Stored data:
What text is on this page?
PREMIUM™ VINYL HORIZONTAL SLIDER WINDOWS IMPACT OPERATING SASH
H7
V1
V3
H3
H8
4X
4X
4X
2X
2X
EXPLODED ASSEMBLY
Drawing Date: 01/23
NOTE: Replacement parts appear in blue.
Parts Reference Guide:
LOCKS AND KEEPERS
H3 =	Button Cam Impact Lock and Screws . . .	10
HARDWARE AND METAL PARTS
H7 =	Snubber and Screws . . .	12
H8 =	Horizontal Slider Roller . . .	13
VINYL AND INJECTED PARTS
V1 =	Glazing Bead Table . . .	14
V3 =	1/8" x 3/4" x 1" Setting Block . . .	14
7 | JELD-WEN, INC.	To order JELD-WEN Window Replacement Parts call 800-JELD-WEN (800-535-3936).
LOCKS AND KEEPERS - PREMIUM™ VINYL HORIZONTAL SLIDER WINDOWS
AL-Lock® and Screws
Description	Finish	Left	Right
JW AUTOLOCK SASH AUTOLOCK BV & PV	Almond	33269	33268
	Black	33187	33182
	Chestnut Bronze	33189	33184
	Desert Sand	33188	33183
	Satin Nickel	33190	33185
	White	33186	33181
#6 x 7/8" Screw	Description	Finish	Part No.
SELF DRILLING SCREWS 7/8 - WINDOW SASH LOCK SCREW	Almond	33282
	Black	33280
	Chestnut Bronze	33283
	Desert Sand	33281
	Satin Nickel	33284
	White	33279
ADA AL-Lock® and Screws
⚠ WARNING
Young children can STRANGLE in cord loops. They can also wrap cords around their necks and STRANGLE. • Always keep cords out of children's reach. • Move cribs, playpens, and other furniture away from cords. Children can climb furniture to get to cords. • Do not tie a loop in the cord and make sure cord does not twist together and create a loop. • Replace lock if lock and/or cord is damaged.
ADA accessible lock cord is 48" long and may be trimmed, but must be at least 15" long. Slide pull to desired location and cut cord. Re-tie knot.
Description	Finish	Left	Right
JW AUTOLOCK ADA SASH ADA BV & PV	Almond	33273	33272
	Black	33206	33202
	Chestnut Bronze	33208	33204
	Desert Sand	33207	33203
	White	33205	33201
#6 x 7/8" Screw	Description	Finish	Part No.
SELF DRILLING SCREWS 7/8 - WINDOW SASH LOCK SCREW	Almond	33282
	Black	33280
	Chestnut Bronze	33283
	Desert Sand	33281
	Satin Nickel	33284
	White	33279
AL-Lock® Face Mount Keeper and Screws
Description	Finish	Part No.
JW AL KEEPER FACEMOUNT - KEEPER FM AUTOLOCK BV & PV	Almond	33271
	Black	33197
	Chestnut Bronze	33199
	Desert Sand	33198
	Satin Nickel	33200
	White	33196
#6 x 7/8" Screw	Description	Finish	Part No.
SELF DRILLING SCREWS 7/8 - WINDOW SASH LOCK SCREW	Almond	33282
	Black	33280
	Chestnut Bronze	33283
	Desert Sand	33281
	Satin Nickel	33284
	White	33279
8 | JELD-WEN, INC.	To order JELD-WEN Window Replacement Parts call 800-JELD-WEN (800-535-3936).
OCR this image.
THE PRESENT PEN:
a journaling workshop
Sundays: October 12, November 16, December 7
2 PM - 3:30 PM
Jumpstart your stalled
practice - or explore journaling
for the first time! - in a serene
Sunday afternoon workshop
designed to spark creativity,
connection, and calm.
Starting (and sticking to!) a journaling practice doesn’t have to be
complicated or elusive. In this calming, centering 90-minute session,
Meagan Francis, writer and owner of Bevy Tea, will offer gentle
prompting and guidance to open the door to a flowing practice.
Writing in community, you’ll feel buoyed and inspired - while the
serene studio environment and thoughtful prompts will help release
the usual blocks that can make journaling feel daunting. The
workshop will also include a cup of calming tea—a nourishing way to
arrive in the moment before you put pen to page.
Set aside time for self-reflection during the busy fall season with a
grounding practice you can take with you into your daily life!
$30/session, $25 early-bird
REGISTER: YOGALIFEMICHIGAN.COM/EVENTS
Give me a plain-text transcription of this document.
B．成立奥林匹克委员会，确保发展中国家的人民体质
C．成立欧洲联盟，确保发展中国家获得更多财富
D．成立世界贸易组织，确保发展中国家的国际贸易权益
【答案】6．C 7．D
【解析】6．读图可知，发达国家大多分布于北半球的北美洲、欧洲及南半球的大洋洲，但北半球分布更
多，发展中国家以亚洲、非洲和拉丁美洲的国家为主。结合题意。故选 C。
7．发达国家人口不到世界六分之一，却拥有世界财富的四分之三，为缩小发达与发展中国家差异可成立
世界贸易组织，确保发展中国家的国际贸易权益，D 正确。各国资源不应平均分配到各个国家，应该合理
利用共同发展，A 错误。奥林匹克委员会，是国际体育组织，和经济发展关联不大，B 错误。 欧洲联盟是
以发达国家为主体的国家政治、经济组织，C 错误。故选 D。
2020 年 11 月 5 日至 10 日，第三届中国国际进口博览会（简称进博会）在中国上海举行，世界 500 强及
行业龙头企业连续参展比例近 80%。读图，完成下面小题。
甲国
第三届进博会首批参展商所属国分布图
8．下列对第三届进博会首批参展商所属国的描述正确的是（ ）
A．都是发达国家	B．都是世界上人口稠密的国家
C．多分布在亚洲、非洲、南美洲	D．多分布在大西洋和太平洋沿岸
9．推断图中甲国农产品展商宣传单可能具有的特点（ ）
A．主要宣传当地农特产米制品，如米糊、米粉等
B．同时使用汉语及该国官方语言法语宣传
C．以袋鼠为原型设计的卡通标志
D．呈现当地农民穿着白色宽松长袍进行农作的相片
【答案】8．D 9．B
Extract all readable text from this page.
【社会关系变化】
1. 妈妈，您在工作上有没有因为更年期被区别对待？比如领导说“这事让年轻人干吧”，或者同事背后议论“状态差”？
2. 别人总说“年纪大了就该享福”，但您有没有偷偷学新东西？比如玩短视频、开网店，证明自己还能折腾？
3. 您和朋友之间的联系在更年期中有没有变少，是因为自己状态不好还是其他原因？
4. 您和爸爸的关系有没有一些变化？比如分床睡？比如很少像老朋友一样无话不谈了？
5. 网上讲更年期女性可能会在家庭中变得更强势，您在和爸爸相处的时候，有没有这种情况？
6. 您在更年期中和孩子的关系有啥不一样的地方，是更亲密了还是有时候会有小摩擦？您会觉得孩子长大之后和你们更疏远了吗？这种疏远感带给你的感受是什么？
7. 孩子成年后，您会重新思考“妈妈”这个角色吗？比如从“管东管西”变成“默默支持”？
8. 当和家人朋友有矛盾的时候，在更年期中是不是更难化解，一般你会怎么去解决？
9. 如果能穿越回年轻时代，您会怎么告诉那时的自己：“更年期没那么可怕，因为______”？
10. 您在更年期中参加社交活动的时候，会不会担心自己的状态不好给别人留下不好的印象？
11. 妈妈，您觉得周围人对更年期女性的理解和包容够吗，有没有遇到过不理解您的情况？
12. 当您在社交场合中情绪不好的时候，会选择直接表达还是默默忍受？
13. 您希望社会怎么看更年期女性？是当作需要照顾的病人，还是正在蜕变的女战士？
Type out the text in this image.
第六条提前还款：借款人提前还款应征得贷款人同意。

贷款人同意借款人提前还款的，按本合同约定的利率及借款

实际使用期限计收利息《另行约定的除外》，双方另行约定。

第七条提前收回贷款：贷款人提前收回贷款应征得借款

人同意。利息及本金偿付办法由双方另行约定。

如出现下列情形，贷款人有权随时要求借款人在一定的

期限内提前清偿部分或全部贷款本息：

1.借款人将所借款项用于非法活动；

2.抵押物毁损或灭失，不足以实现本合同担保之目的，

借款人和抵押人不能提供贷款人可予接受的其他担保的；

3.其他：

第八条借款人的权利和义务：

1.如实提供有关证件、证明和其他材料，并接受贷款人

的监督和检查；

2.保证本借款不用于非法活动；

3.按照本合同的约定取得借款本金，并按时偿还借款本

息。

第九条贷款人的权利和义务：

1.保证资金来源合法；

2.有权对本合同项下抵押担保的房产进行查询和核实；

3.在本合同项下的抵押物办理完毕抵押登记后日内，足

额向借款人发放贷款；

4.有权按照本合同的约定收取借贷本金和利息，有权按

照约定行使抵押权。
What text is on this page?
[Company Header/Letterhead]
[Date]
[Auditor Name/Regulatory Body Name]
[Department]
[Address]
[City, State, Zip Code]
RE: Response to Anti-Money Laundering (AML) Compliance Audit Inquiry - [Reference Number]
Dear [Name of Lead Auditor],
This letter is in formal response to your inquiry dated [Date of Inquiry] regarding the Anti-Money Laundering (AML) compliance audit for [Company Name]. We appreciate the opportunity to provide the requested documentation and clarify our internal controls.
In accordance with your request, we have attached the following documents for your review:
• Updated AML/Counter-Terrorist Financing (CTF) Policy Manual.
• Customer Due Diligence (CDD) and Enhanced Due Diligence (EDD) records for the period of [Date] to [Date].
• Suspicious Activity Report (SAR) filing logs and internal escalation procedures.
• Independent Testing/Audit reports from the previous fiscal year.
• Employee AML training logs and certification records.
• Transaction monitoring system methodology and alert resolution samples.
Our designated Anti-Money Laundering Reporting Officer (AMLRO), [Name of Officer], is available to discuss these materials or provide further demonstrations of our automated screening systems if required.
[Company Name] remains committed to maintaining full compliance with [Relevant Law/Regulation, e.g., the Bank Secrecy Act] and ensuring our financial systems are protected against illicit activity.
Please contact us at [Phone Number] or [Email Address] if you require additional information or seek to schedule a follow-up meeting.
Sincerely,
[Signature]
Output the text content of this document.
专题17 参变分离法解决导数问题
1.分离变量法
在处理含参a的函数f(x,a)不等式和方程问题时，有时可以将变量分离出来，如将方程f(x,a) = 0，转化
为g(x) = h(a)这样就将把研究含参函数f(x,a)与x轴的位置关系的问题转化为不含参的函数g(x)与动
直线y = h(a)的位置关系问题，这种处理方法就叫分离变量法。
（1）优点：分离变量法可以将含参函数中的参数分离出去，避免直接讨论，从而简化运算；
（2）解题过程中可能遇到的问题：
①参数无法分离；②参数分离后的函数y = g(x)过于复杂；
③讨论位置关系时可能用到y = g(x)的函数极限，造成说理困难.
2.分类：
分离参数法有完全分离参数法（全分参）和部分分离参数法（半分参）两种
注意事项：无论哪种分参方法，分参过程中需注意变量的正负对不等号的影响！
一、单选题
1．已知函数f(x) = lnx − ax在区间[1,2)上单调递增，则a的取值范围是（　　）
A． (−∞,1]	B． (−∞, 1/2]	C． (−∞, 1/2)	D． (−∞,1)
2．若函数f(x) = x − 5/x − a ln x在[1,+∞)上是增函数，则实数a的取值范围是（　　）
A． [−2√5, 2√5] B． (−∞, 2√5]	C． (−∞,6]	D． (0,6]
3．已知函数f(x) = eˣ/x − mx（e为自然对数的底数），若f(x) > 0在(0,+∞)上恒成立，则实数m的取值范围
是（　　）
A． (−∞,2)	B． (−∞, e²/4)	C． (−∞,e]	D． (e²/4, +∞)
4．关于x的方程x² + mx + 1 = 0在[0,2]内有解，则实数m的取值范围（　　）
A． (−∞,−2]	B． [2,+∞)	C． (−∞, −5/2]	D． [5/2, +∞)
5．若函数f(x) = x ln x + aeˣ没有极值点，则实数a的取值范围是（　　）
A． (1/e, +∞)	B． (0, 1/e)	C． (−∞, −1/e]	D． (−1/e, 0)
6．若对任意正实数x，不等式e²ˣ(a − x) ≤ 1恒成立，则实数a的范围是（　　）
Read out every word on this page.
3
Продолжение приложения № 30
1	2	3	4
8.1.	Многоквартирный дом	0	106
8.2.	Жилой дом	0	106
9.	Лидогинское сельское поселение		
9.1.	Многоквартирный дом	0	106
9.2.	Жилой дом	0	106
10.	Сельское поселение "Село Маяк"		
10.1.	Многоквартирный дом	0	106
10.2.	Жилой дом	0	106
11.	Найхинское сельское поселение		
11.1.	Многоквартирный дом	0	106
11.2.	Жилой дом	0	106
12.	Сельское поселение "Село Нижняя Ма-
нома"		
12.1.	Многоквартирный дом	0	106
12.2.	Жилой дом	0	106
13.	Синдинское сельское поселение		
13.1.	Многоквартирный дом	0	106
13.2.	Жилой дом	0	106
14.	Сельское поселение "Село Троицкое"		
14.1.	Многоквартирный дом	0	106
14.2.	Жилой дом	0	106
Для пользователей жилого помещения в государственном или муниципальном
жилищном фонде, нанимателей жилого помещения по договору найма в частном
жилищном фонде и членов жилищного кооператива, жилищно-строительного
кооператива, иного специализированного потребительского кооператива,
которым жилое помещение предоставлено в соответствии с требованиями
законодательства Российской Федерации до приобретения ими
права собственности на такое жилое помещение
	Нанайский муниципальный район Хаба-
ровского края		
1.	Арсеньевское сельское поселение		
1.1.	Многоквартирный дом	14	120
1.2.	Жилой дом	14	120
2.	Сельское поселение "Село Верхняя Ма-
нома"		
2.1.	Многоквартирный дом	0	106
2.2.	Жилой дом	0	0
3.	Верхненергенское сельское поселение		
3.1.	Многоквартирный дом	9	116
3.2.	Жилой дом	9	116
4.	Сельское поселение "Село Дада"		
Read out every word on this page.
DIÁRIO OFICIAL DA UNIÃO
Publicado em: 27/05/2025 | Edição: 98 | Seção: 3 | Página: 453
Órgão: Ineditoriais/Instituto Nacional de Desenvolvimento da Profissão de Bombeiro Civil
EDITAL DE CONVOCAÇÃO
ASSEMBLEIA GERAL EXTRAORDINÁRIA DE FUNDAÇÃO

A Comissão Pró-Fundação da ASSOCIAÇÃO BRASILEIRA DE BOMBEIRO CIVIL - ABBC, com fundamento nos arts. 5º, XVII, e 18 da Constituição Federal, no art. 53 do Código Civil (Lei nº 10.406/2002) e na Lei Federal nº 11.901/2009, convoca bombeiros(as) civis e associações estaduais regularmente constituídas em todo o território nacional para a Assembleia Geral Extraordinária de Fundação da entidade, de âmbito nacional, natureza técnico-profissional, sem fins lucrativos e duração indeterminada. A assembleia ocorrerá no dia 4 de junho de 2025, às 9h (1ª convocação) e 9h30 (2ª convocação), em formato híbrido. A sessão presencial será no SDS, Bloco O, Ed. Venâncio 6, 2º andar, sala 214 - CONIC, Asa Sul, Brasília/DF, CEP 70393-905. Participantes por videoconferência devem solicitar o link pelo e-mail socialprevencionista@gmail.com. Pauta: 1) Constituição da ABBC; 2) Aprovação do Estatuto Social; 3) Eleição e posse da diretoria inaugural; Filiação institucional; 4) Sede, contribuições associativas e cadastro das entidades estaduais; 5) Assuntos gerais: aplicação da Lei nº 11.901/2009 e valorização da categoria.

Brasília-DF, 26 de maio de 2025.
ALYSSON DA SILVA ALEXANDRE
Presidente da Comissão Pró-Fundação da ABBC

• **SHORT EXERCISE**: Scan the data for the word "若函数f" and copy every line where it shows up.

• **SOLUTION**:
2．若函数f(x) = x − 5/x − a ln x在[1,+∞)上是增函数，则实数a的取值范围是（　　）
5．若函数f(x) = x ln x + aeˣ没有极值点，则实数a的取值范围是（　　）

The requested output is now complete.